Exercise requirements: Copy each line exactly.

Extracted data:
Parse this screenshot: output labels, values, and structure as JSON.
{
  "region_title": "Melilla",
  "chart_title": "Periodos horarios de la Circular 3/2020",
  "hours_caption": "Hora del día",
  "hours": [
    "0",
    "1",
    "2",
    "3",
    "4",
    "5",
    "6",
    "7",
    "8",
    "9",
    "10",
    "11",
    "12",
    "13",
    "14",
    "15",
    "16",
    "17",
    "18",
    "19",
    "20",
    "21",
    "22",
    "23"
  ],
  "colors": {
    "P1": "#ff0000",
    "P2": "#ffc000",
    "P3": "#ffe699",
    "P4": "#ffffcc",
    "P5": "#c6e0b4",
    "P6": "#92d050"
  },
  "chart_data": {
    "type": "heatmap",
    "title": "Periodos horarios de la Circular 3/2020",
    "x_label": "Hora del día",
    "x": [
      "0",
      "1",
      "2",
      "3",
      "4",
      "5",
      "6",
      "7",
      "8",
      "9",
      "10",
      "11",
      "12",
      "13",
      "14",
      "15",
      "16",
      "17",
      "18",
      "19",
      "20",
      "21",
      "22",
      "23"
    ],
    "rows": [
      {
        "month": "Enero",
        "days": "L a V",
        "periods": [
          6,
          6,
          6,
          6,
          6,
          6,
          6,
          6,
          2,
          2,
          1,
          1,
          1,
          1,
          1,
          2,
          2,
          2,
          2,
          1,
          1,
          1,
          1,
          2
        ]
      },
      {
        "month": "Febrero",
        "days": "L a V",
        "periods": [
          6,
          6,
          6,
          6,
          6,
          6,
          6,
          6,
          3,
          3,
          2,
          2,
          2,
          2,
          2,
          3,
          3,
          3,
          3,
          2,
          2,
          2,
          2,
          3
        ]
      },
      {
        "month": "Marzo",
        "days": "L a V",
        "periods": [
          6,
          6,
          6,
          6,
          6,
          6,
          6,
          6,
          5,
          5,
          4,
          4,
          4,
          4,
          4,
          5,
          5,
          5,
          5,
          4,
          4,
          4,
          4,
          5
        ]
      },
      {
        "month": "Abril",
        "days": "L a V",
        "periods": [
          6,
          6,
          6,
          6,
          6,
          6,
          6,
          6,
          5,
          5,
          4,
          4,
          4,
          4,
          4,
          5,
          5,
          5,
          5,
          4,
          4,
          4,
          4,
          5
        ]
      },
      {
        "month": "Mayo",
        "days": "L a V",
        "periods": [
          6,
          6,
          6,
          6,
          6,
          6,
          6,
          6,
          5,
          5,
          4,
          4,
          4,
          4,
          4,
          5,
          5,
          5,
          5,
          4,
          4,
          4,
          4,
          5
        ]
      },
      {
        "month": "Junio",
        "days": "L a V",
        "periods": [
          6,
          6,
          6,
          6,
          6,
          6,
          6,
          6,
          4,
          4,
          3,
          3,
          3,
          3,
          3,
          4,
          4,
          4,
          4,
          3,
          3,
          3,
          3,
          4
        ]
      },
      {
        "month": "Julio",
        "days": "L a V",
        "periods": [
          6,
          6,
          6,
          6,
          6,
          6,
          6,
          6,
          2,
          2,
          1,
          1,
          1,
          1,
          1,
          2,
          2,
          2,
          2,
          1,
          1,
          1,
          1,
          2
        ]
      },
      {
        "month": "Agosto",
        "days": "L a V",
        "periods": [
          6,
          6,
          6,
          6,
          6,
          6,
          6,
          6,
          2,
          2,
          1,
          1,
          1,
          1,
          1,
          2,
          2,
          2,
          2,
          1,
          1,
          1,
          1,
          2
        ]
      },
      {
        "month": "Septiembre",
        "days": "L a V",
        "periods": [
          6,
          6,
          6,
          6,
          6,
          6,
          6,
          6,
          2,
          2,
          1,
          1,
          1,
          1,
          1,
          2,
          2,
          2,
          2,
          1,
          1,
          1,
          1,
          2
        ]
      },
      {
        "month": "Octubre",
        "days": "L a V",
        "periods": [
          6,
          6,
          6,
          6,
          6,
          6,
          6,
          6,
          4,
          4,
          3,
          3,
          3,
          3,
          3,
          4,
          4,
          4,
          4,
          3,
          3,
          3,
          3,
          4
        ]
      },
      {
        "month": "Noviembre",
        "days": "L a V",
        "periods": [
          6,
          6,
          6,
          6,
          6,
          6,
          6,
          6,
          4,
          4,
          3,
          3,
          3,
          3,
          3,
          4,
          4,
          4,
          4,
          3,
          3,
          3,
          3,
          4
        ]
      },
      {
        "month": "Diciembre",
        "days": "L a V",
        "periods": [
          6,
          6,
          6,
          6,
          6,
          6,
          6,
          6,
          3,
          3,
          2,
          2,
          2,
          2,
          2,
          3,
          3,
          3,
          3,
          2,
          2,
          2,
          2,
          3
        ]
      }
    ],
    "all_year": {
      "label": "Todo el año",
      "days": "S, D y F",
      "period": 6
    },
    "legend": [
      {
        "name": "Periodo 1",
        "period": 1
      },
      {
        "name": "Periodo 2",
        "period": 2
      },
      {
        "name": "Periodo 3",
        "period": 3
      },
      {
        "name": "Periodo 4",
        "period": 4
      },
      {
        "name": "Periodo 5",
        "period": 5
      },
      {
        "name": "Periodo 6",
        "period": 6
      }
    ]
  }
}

Exercise result:
Parse this screenshot: output labels, values, and structure as JSON.
{
  "region_title": "Melilla",
  "chart_title": "Periodos horarios de la Circular 3/2020",
  "hours_caption": "Hora del día",
  "hours": [
    "0",
    "1",
    "2",
    "3",
    "4",
    "5",
    "6",
    "7",
    "8",
    "9",
    "10",
    "11",
    "12",
    "13",
    "14",
    "15",
    "16",
    "17",
    "18",
    "19",
    "20",
    "21",
    "22",
    "23"
  ],
  "colors": {
    "P1": "#ff0000",
    "P2": "#ffc000",
    "P3": "#ffe699",
    "P4": "#ffffcc",
    "P5": "#c6e0b4",
    "P6": "#92d050"
  },
  "chart_data": {
    "type": "heatmap",
    "title": "Periodos horarios de la Circular 3/2020",
    "x_label": "Hora del día",
    "x": [
      "0",
      "1",
      "2",
      "3",
      "4",
      "5",
      "6",
      "7",
      "8",
      "9",
      "10",
      "11",
      "12",
      "13",
      "14",
      "15",
      "16",
      "17",
      "18",
      "19",
      "20",
      "21",
      "22",
      "23"
    ],
    "rows": [
      {
        "month": "Enero",
        "days": "L a V",
        "periods": [
          6,
          6,
          6,
          6,
          6,
          6,
          6,
          6,
          2,
          2,
          1,
          1,
          1,
          1,
          1,
          2,
          2,
          2,
          2,
          1,
          1,
          1,
          1,
          2
        ]
      },
      {
        "month": "Febrero",
        "days": "L a V",
        "periods": [
          6,
          6,
          6,
          6,
          6,
          6,
          6,
          6,
          3,
          3,
          2,
          2,
          2,
          2,
          2,
          3,
          3,
          3,
          3,
          2,
          2,
          2,
          2,
          3
        ]
      },
      {
        "month": "Marzo",
        "days": "L a V",
        "periods": [
          6,
          6,
          6,
          6,
          6,
          6,
          6,
          6,
          5,
          5,
          4,
          4,
          4,
          4,
          4,
          5,
          5,
          5,
          5,
          4,
          4,
          4,
          4,
          5
        ]
      },
      {
        "month": "Abril",
        "days": "L a V",
        "periods": [
          6,
          6,
          6,
          6,
          6,
          6,
          6,
          6,
          5,
          5,
          4,
          4,
          4,
          4,
          4,
          5,
          5,
          5,
          5,
          4,
          4,
          4,
          4,
          5
        ]
      },
      {
        "month": "Mayo",
        "days": "L a V",
        "periods": [
          6,
          6,
          6,
          6,
          6,
          6,
          6,
          6,
          5,
          5,
          4,
          4,
          4,
          4,
          4,
          5,
          5,
          5,
          5,
          4,
          4,
          4,
          4,
          5
        ]
      },
      {
        "month": "Junio",
        "days": "L a V",
        "periods": [
          6,
          6,
          6,
          6,
          6,
          6,
          6,
          6,
          4,
          4,
          3,
          3,
          3,
          3,
          3,
          4,
          4,
          4,
          4,
          3,
          3,
          3,
          3,
          4
        ]
      },
      {
        "month": "Julio",
        "days": "L a V",
        "periods": [
          6,
          6,
          6,
          6,
          6,
          6,
          6,
          6,
          2,
          2,
          1,
          1,
          1,
          1,
          1,
          2,
          2,
          2,
          2,
          1,
          1,
          1,
          1,
          2
        ]
      },
      {
        "month": "Agosto",
        "days": "L a V",
        "periods": [
          6,
          6,
          6,
          6,
          6,
          6,
          6,
          6,
          2,
          2,
          1,
          1,
          1,
          1,
          1,
          2,
          2,
          2,
          2,
          1,
          1,
          1,
          1,
          2
        ]
      },
      {
        "month": "Septiembre",
        "days": "L a V",
        "periods": [
          6,
          6,
          6,
          6,
          6,
          6,
          6,
          6,
          2,
          2,
          1,
          1,
          1,
          1,
          1,
          2,
          2,
          2,
          2,
          1,
          1,
          1,
          1,
          2
        ]
      },
      {
        "month": "Octubre",
        "days": "L a V",
        "periods": [
          6,
          6,
          6,
          6,
          6,
          6,
          6,
          6,
          4,
          4,
          3,
          3,
          3,
          3,
          3,
          4,
          4,
          4,
          4,
          3,
          3,
          3,
          3,
          4
        ]
      },
      {
        "month": "Noviembre",
        "days": "L a V",
        "periods": [
          6,
          6,
          6,
          6,
          6,
          6,
          6,
          6,
          4,
          4,
          3,
          3,
          3,
          3,
          3,
          4,
          4,
          4,
          4,
          3,
          3,
          3,
          3,
          4
        ]
      },
      {
        "month": "Diciembre",
        "days": "L a V",
        "periods": [
          6,
          6,
          6,
          6,
          6,
          6,
          6,
          6,
          3,
          3,
          2,
          2,
          2,
          2,
          2,
          3,
          3,
          3,
          3,
          2,
          2,
          2,
          2,
          3
        ]
      }
    ],
    "all_year": {
      "label": "Todo el año",
      "days": "S, D y F",
      "period": 6
    },
    "legend": [
      {
        "name": "Periodo 1",
        "period": 1
      },
      {
        "name": "Periodo 2",
        "period": 2
      },
      {
        "name": "Periodo 3",
        "period": 3
      },
      {
        "name": "Periodo 4",
        "period": 4
      },
      {
        "name": "Periodo 5",
        "period": 5
      },
      {
        "name": "Periodo 6",
        "period": 6
      }
    ]
  }
}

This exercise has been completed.